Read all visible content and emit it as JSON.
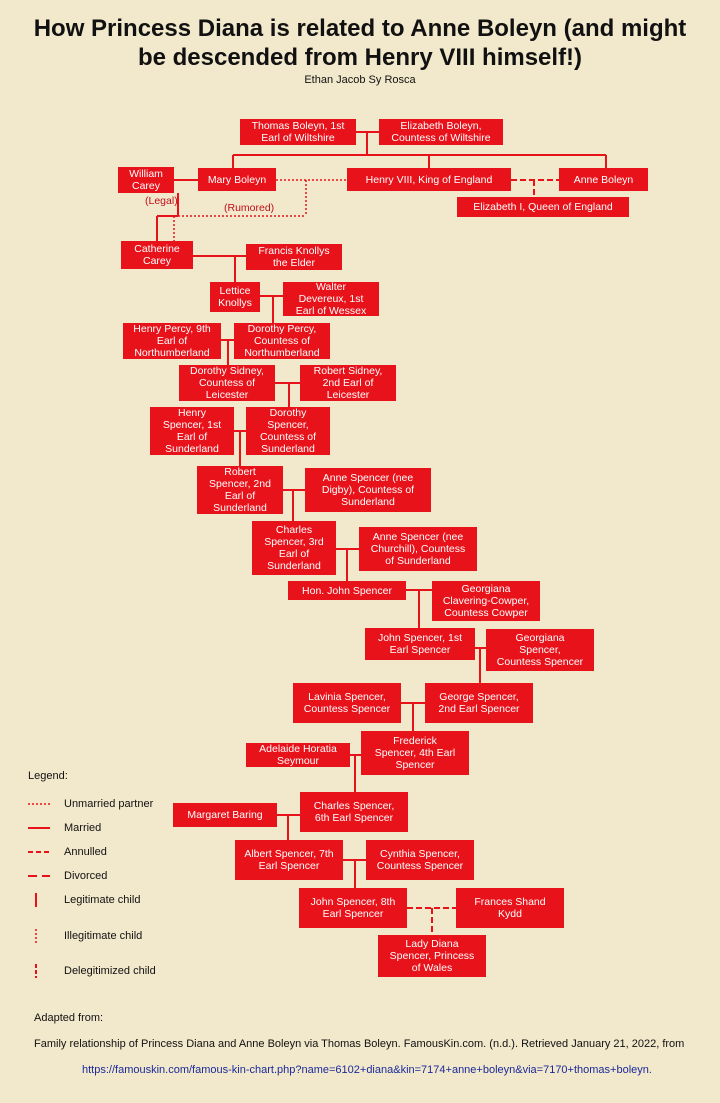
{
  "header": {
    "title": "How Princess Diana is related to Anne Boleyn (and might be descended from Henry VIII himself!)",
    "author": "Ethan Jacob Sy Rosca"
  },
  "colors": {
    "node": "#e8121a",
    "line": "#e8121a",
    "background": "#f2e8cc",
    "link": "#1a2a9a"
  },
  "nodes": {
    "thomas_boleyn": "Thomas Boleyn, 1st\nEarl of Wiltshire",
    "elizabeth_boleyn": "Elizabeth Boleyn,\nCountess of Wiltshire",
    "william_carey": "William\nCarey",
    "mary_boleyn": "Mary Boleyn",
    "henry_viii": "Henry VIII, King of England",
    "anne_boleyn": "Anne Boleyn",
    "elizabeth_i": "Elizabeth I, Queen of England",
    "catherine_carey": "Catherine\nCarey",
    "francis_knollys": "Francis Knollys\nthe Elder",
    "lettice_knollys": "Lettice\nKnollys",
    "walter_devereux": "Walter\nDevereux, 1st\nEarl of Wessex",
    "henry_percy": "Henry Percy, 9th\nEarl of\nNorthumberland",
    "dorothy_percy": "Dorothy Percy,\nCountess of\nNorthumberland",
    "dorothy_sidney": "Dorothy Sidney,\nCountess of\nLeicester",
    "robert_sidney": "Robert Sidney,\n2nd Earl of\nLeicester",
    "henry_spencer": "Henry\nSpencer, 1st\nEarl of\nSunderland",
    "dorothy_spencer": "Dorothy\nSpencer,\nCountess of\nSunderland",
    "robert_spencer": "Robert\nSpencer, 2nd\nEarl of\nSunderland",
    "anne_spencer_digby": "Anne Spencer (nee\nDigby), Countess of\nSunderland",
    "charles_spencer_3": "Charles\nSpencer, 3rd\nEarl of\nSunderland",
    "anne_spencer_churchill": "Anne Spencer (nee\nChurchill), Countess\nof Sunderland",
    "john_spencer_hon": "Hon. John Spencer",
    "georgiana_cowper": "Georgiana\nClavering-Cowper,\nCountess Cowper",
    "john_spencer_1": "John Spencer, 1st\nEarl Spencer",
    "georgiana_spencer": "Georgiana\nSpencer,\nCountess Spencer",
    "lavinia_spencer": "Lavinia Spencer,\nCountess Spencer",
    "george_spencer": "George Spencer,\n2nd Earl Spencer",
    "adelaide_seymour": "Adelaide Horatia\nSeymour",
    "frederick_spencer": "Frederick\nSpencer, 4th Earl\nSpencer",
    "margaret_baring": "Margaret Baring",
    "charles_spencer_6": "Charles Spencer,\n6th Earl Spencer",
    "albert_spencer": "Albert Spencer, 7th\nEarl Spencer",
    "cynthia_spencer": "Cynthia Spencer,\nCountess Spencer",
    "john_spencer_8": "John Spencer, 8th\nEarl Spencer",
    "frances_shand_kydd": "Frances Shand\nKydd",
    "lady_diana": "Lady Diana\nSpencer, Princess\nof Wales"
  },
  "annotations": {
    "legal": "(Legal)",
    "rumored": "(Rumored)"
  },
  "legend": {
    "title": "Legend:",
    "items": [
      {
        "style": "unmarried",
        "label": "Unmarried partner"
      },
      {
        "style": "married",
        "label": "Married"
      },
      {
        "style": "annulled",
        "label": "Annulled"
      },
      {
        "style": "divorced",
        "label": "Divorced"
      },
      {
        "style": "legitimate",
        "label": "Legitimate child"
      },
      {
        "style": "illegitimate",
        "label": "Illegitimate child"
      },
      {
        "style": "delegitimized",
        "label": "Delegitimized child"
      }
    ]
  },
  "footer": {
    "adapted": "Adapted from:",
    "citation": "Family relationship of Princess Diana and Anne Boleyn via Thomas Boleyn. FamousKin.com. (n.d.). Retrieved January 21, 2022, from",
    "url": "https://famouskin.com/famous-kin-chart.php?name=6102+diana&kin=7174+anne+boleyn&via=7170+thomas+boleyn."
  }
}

▶ [WHAT THE EXERCISE ASKS]: Pull out every line above that holds the word "nLeicester".

▶ [SOLUTION TO THIS EXERCISE]:
    "dorothy_sidney": "Dorothy Sidney,\nCountess of\nLeicester",
    "robert_sidney": "Robert Sidney,\n2nd Earl of\nLeicester",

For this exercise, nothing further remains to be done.